**Aim**
Tally the lines containing the word "本小题满分" and give the total alone.
::: Entries :::
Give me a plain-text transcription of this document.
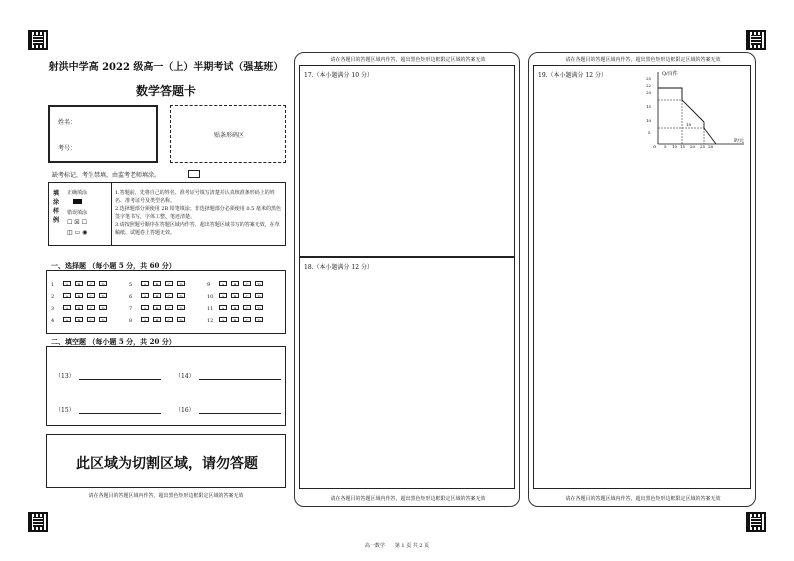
射洪中学高 2022 级高一（上）半期考试（强基班）
数学答题卡
姓名：
考号：
贴条形码区
缺考标记，考生禁填，由监考老师填涂。
填涂样例
正确填涂
错误填涂
☐ ☒ ☐
◫ ▭ ◉
1.答题前，先将自己的姓名、准考证号填写清楚并认真核准条形码上的姓名、准考证号及类型名称。
2.选择题部分须使用 2B 铅笔填涂；非选择题部分必须使用 0.5 毫米的黑色签字笔书写，字体工整、笔迹清楚。
3.请按照题号顺序在答题区域内作答，超出答题区域书写的答案无效，在草稿纸、试题卷上答题无效。
一、选择题 （每小题 5 分，共 60 分）
1	A B C D
2	A B C D
3	A B C D
4	A B C D
5	A B C D
6	A B C D
7	A B C D
8	A B C D
9	A B C D
10 A B C D
11 A B C D
12 A B C D
二、填空题 （每小题 5 分，共 20 分）
（13）	（14）
（15）	（16）
此区域为切割区域，请勿答题
请在各题目的答题区域内作答，超出黑色矩形边框限定区域的答案无效
请在各题目的答题区域内作答，超出黑色矩形边框限定区域的答案无效
17.（本小题满分 10 分）
18.（本小题满分 12 分）
请在各题目的答题区域内作答，超出黑色矩形边框限定区域的答案无效
请在各题目的答题区域内作答，超出黑色矩形边框限定区域的答案无效
19.（本小题满分 12 分）	Q/百件
P/元
25
22
20
15
10
5
O 5 10 15 20 25 28
18
请在各题目的答题区域内作答，超出黑色矩形边框限定区域的答案无效
高一数学　　第 1 页 共 2 页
:::
**Answer for the task**
3